**WHAT YOU SHOULD DO:** Copy out all of the material exactly.

**INPUT DATA:**
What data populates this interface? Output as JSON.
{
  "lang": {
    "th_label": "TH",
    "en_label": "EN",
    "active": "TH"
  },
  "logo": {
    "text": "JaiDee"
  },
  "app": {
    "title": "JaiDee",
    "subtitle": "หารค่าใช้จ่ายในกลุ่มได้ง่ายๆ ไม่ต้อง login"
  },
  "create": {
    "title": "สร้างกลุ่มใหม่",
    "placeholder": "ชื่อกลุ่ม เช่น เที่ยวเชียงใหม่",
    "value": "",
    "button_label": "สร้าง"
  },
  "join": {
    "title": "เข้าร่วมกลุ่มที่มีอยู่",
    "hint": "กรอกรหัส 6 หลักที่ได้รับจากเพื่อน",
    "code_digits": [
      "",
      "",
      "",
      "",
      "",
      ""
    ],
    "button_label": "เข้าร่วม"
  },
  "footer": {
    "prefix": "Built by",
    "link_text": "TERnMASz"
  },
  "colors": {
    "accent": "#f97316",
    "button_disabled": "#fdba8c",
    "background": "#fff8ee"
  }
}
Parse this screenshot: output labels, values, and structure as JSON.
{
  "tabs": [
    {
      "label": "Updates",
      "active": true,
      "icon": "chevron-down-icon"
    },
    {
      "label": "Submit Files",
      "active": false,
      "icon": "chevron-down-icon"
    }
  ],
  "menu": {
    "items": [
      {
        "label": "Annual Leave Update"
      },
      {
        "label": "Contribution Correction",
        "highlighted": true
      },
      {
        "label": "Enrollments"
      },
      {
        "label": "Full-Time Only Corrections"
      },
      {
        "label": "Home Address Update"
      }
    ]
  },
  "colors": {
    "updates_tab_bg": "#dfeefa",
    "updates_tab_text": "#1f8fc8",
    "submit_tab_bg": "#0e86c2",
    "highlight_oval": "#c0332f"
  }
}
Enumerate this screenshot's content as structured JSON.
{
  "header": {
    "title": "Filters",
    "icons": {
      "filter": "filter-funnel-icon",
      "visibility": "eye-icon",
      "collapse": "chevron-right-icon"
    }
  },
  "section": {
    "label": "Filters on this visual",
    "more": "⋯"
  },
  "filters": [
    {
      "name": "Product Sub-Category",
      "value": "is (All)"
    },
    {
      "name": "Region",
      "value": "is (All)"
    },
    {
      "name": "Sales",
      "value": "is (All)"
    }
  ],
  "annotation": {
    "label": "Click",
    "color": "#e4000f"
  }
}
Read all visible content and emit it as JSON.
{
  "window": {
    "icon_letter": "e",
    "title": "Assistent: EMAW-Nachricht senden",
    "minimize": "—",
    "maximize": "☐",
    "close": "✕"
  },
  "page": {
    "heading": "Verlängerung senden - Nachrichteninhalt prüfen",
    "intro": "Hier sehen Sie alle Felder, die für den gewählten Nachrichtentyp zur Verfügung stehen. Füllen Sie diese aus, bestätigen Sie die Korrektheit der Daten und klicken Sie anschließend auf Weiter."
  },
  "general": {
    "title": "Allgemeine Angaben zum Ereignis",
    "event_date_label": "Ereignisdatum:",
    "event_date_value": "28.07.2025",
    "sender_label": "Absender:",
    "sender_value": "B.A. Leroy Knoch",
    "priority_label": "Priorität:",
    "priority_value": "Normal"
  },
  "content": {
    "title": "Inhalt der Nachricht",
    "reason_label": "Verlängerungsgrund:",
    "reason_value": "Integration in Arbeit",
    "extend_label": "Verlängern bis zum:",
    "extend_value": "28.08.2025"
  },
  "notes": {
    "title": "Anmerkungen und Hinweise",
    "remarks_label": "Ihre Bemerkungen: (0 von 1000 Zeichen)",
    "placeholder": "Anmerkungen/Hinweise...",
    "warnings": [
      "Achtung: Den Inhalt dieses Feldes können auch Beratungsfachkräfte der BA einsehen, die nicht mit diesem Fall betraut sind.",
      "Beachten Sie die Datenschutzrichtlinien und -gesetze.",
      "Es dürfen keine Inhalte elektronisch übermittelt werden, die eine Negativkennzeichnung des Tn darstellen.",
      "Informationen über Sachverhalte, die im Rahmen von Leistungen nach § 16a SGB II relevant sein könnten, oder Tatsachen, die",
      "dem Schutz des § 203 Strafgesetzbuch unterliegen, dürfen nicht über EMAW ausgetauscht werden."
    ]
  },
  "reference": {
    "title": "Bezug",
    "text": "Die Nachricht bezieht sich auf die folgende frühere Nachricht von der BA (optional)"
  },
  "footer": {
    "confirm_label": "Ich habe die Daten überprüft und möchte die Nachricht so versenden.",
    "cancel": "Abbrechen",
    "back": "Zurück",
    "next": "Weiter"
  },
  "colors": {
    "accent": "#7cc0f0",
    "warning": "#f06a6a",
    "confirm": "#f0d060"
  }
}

**EXERCISE RESPONSE:**
What data populates this interface? Output as JSON.
{
  "lang": {
    "th_label": "TH",
    "en_label": "EN",
    "active": "TH"
  },
  "logo": {
    "text": "JaiDee"
  },
  "app": {
    "title": "JaiDee",
    "subtitle": "หารค่าใช้จ่ายในกลุ่มได้ง่ายๆ ไม่ต้อง login"
  },
  "create": {
    "title": "สร้างกลุ่มใหม่",
    "placeholder": "ชื่อกลุ่ม เช่น เที่ยวเชียงใหม่",
    "value": "",
    "button_label": "สร้าง"
  },
  "join": {
    "title": "เข้าร่วมกลุ่มที่มีอยู่",
    "hint": "กรอกรหัส 6 หลักที่ได้รับจากเพื่อน",
    "code_digits": [
      "",
      "",
      "",
      "",
      "",
      ""
    ],
    "button_label": "เข้าร่วม"
  },
  "footer": {
    "prefix": "Built by",
    "link_text": "TERnMASz"
  },
  "colors": {
    "accent": "#f97316",
    "button_disabled": "#fdba8c",
    "background": "#fff8ee"
  }
}
Parse this screenshot: output labels, values, and structure as JSON.
{
  "tabs": [
    {
      "label": "Updates",
      "active": true,
      "icon": "chevron-down-icon"
    },
    {
      "label": "Submit Files",
      "active": false,
      "icon": "chevron-down-icon"
    }
  ],
  "menu": {
    "items": [
      {
        "label": "Annual Leave Update"
      },
      {
        "label": "Contribution Correction",
        "highlighted": true
      },
      {
        "label": "Enrollments"
      },
      {
        "label": "Full-Time Only Corrections"
      },
      {
        "label": "Home Address Update"
      }
    ]
  },
  "colors": {
    "updates_tab_bg": "#dfeefa",
    "updates_tab_text": "#1f8fc8",
    "submit_tab_bg": "#0e86c2",
    "highlight_oval": "#c0332f"
  }
}
Enumerate this screenshot's content as structured JSON.
{
  "header": {
    "title": "Filters",
    "icons": {
      "filter": "filter-funnel-icon",
      "visibility": "eye-icon",
      "collapse": "chevron-right-icon"
    }
  },
  "section": {
    "label": "Filters on this visual",
    "more": "⋯"
  },
  "filters": [
    {
      "name": "Product Sub-Category",
      "value": "is (All)"
    },
    {
      "name": "Region",
      "value": "is (All)"
    },
    {
      "name": "Sales",
      "value": "is (All)"
    }
  ],
  "annotation": {
    "label": "Click",
    "color": "#e4000f"
  }
}
Read all visible content and emit it as JSON.
{
  "window": {
    "icon_letter": "e",
    "title": "Assistent: EMAW-Nachricht senden",
    "minimize": "—",
    "maximize": "☐",
    "close": "✕"
  },
  "page": {
    "heading": "Verlängerung senden - Nachrichteninhalt prüfen",
    "intro": "Hier sehen Sie alle Felder, die für den gewählten Nachrichtentyp zur Verfügung stehen. Füllen Sie diese aus, bestätigen Sie die Korrektheit der Daten und klicken Sie anschließend auf Weiter."
  },
  "general": {
    "title": "Allgemeine Angaben zum Ereignis",
    "event_date_label": "Ereignisdatum:",
    "event_date_value": "28.07.2025",
    "sender_label": "Absender:",
    "sender_value": "B.A. Leroy Knoch",
    "priority_label": "Priorität:",
    "priority_value": "Normal"
  },
  "content": {
    "title": "Inhalt der Nachricht",
    "reason_label": "Verlängerungsgrund:",
    "reason_value": "Integration in Arbeit",
    "extend_label": "Verlängern bis zum:",
    "extend_value": "28.08.2025"
  },
  "notes": {
    "title": "Anmerkungen und Hinweise",
    "remarks_label": "Ihre Bemerkungen: (0 von 1000 Zeichen)",
    "placeholder": "Anmerkungen/Hinweise...",
    "warnings": [
      "Achtung: Den Inhalt dieses Feldes können auch Beratungsfachkräfte der BA einsehen, die nicht mit diesem Fall betraut sind.",
      "Beachten Sie die Datenschutzrichtlinien und -gesetze.",
      "Es dürfen keine Inhalte elektronisch übermittelt werden, die eine Negativkennzeichnung des Tn darstellen.",
      "Informationen über Sachverhalte, die im Rahmen von Leistungen nach § 16a SGB II relevant sein könnten, oder Tatsachen, die",
      "dem Schutz des § 203 Strafgesetzbuch unterliegen, dürfen nicht über EMAW ausgetauscht werden."
    ]
  },
  "reference": {
    "title": "Bezug",
    "text": "Die Nachricht bezieht sich auf die folgende frühere Nachricht von der BA (optional)"
  },
  "footer": {
    "confirm_label": "Ich habe die Daten überprüft und möchte die Nachricht so versenden.",
    "cancel": "Abbrechen",
    "back": "Zurück",
    "next": "Weiter"
  },
  "colors": {
    "accent": "#7cc0f0",
    "warning": "#f06a6a",
    "confirm": "#f0d060"
  }
}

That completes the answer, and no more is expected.